■ **EXERCISE**
Retype all of the data exactly as given.

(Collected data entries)

----

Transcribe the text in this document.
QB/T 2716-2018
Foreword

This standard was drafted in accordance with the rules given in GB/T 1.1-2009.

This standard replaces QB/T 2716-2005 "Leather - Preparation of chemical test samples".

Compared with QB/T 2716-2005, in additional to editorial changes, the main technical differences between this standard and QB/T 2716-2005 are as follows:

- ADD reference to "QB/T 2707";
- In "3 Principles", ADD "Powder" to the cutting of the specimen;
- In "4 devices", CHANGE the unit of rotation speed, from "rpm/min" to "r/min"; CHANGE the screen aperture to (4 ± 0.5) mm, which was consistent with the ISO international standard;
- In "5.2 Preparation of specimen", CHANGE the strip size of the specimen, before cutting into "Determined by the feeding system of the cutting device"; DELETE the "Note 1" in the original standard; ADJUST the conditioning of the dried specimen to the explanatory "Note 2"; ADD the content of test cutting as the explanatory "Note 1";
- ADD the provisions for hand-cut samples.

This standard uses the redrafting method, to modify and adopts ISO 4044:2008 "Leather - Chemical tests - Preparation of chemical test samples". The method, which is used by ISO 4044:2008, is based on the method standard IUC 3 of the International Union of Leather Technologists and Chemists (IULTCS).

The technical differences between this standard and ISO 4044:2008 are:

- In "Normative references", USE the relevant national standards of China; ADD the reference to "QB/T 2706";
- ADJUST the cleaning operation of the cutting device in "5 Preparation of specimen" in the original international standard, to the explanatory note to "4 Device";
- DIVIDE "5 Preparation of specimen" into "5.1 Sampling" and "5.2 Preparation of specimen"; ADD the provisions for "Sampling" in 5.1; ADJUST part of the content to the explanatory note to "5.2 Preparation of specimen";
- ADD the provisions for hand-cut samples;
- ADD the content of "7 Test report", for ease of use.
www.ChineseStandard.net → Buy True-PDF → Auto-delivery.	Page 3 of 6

----

■ **SOLUTION FOR THIS EXERCISE**
Transcribe the text in this document.
QB/T 2716-2018
Foreword

This standard was drafted in accordance with the rules given in GB/T 1.1-2009.

This standard replaces QB/T 2716-2005 "Leather - Preparation of chemical test samples".

Compared with QB/T 2716-2005, in additional to editorial changes, the main technical differences between this standard and QB/T 2716-2005 are as follows:

- ADD reference to "QB/T 2707";
- In "3 Principles", ADD "Powder" to the cutting of the specimen;
- In "4 devices", CHANGE the unit of rotation speed, from "rpm/min" to "r/min"; CHANGE the screen aperture to (4 ± 0.5) mm, which was consistent with the ISO international standard;
- In "5.2 Preparation of specimen", CHANGE the strip size of the specimen, before cutting into "Determined by the feeding system of the cutting device"; DELETE the "Note 1" in the original standard; ADJUST the conditioning of the dried specimen to the explanatory "Note 2"; ADD the content of test cutting as the explanatory "Note 1";
- ADD the provisions for hand-cut samples.

This standard uses the redrafting method, to modify and adopts ISO 4044:2008 "Leather - Chemical tests - Preparation of chemical test samples". The method, which is used by ISO 4044:2008, is based on the method standard IUC 3 of the International Union of Leather Technologists and Chemists (IULTCS).

The technical differences between this standard and ISO 4044:2008 are:

- In "Normative references", USE the relevant national standards of China; ADD the reference to "QB/T 2706";
- ADJUST the cleaning operation of the cutting device in "5 Preparation of specimen" in the original international standard, to the explanatory note to "4 Device";
- DIVIDE "5 Preparation of specimen" into "5.1 Sampling" and "5.2 Preparation of specimen"; ADD the provisions for "Sampling" in 5.1; ADJUST part of the content to the explanatory note to "5.2 Preparation of specimen";
- ADD the provisions for hand-cut samples;
- ADD the content of "7 Test report", for ease of use.
www.ChineseStandard.net → Buy True-PDF → Auto-delivery.	Page 3 of 6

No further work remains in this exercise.